◆ DIRECTIONS
Search the data for the string "name" and gather each line it is in.

:: GIVEN DATA

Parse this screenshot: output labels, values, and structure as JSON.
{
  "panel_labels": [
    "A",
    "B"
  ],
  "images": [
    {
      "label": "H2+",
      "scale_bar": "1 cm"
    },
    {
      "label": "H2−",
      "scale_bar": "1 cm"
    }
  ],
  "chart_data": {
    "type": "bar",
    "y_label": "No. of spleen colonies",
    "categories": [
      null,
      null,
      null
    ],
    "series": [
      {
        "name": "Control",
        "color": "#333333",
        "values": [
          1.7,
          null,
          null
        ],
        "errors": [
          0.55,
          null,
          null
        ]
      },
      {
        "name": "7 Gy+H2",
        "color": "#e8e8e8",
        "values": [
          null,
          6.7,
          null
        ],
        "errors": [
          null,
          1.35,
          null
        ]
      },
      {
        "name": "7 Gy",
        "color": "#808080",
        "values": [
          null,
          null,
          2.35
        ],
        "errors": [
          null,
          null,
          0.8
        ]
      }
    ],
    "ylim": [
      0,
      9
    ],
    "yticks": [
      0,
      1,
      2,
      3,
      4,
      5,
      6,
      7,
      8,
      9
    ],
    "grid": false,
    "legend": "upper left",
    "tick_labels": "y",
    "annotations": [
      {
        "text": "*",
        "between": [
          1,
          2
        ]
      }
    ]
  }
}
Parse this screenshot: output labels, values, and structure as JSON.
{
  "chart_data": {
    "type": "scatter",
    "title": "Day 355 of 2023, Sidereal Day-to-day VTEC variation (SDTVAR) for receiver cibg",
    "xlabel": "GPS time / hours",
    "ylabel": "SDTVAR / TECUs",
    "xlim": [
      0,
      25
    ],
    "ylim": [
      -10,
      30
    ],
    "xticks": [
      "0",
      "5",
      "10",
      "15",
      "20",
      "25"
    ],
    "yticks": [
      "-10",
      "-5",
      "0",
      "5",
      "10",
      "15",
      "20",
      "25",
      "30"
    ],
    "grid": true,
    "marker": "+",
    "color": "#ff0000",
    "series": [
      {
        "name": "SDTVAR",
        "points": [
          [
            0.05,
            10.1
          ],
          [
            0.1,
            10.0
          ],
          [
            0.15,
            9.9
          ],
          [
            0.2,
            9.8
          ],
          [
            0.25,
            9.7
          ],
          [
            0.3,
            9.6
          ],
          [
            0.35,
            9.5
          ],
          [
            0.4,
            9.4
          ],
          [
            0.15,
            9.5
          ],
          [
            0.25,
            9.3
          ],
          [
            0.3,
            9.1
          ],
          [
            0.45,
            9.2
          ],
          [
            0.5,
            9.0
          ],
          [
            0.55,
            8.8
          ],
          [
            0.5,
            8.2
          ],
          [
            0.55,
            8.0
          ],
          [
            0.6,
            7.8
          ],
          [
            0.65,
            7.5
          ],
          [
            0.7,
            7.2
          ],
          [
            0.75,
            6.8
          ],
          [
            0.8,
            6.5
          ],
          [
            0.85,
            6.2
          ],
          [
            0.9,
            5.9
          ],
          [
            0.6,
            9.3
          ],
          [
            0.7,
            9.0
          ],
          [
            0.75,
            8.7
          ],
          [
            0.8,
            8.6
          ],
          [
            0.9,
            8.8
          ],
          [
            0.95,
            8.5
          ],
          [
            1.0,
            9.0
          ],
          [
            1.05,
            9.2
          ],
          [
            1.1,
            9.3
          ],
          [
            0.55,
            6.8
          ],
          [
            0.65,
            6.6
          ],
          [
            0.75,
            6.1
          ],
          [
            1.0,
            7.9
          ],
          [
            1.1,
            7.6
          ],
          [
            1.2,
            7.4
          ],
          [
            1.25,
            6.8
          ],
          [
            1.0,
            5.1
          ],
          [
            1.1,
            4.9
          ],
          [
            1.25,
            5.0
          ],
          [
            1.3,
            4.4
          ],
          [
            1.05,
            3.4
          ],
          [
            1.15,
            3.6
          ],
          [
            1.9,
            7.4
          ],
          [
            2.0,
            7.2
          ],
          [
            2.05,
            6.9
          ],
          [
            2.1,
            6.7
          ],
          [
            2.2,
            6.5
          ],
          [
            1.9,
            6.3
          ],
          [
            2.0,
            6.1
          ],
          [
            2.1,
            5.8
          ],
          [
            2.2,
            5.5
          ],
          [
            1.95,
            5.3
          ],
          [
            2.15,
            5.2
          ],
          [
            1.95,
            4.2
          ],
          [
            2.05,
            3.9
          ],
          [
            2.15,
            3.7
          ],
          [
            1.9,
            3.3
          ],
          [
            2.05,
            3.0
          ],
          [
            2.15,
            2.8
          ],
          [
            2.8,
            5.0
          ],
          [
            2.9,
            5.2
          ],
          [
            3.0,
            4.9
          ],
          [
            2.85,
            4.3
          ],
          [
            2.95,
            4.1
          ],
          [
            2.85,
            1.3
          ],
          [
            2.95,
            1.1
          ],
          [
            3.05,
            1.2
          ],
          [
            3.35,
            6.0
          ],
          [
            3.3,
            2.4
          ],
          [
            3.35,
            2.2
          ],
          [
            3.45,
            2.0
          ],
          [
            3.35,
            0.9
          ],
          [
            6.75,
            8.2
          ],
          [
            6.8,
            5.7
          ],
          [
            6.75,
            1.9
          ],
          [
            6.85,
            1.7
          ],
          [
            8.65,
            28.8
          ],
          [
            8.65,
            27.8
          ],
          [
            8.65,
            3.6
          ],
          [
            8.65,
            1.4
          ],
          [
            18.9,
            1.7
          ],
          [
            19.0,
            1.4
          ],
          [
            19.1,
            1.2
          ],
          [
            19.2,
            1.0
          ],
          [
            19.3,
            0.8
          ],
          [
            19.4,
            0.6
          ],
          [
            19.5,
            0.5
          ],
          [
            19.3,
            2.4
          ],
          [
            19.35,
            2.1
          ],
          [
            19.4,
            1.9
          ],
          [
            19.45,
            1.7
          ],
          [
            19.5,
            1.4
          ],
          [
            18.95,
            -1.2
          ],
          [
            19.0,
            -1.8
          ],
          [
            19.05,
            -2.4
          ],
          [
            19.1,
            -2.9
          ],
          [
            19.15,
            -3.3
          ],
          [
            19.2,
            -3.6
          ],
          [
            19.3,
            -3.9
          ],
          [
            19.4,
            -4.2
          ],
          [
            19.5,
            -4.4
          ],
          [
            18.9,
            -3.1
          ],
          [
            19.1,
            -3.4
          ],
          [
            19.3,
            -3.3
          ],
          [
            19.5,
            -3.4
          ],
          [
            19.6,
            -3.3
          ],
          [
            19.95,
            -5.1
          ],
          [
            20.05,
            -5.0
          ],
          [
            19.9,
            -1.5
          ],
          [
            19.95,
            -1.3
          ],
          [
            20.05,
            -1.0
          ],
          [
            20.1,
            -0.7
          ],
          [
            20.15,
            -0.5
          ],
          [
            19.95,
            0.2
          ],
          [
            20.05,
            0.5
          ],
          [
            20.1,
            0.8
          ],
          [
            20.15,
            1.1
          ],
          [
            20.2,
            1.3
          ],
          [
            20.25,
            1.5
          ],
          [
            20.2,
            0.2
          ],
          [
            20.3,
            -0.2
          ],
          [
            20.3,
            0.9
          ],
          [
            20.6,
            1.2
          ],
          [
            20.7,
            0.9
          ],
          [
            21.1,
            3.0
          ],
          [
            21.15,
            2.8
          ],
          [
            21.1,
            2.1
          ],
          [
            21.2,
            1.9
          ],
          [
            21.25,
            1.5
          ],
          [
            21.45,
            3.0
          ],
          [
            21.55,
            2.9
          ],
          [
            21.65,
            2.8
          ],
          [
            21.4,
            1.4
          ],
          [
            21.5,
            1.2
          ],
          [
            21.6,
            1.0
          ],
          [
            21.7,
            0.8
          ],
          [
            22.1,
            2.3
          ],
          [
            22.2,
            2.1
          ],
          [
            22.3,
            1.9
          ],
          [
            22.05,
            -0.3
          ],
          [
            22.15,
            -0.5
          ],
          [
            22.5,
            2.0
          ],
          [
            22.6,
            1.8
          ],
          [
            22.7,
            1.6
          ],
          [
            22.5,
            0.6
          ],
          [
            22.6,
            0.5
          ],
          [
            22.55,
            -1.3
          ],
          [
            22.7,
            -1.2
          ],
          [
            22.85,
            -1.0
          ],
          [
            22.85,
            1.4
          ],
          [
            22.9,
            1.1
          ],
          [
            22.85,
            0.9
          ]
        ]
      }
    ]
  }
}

::::

◆ SOLVED PROBLEM
        "name": "Control",
        "name": "7 Gy+H2",
        "name": "7 Gy",
        "name": "SDTVAR",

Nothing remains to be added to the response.